Start of Working data

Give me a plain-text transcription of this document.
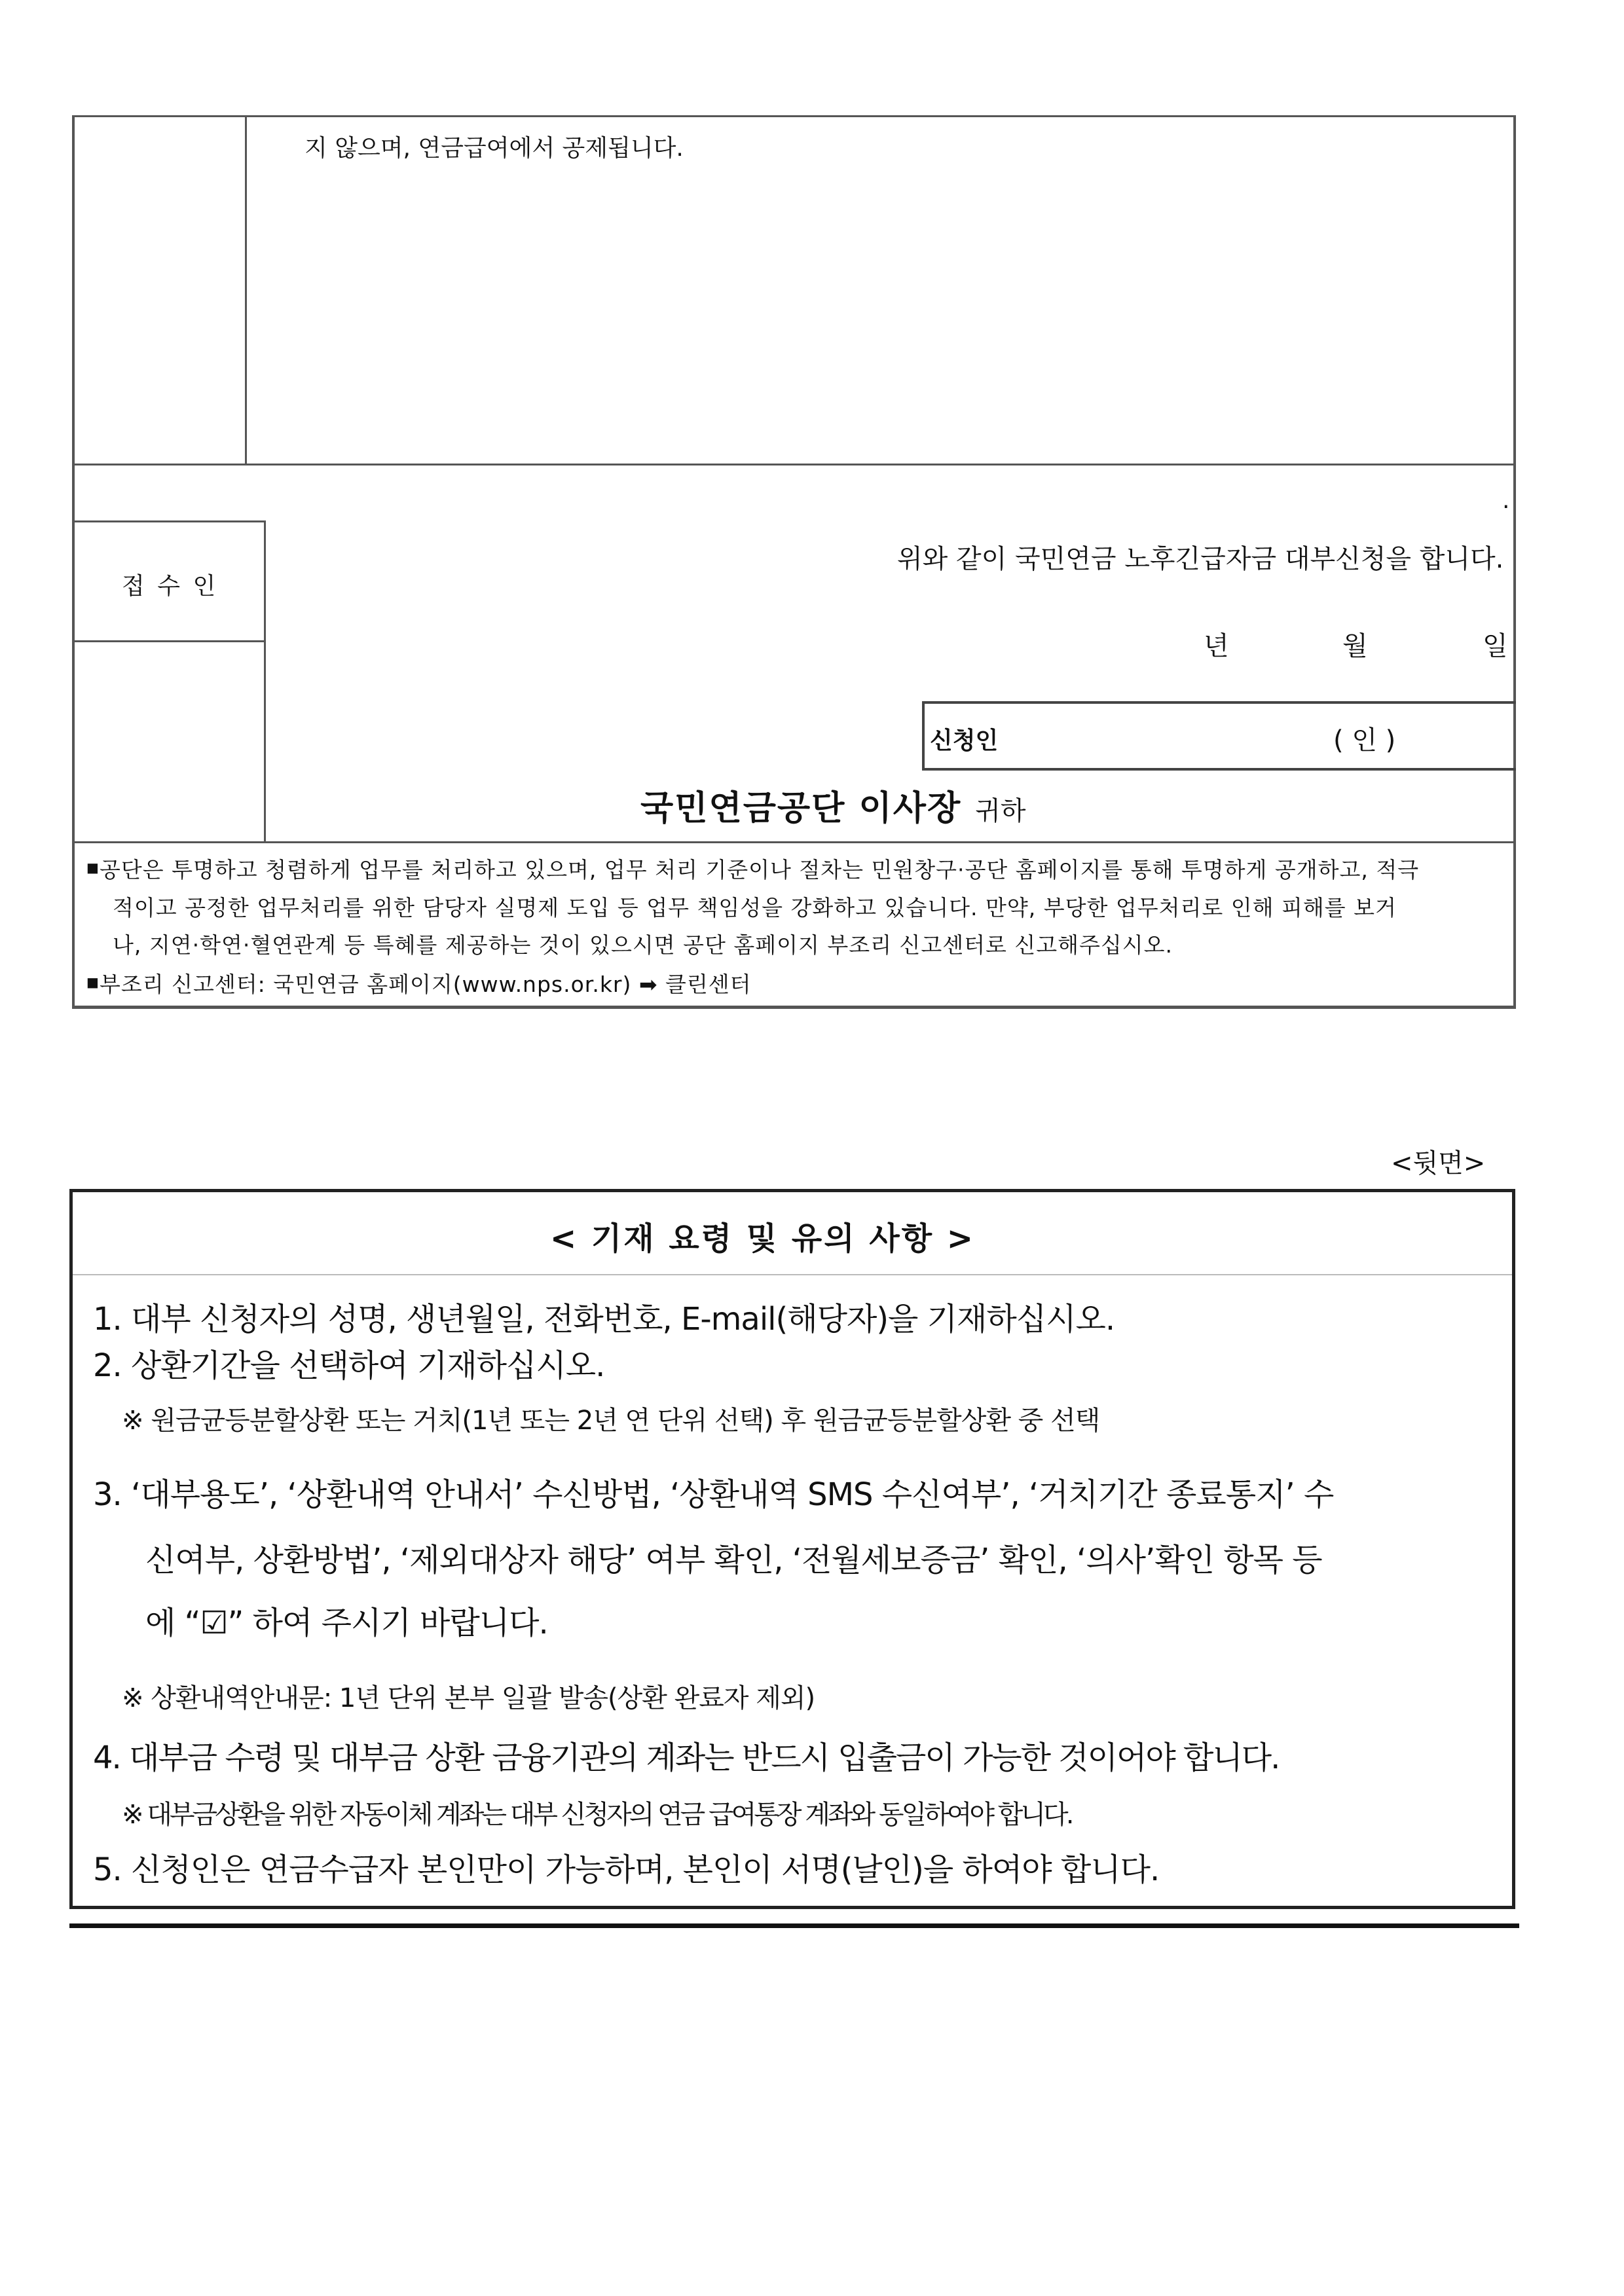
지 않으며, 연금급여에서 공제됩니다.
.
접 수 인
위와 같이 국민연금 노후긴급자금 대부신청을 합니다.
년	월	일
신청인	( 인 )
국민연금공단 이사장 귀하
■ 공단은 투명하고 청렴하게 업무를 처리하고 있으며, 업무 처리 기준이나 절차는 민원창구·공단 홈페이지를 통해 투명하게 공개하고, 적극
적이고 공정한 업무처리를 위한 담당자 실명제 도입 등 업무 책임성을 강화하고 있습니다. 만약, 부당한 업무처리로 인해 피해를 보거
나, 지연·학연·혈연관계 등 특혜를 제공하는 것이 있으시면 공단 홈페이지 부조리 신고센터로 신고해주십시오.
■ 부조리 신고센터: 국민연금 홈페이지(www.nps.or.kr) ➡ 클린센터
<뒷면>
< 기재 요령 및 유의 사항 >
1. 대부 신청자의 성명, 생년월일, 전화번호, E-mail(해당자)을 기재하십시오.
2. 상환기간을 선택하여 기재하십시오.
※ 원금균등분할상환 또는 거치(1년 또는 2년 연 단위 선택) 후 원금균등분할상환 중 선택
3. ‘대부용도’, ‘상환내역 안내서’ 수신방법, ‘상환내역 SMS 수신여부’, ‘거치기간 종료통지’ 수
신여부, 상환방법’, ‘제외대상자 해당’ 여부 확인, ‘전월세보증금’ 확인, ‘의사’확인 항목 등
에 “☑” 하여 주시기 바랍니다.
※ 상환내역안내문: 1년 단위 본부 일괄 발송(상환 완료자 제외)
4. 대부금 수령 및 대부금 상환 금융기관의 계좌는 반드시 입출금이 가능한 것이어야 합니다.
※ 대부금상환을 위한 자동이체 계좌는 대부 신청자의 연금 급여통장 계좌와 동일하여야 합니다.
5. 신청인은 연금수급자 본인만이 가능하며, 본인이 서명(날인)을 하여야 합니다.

End of Working data

Given task = Report only how many lines in the listing contain the string "신청자의".

The answer = 2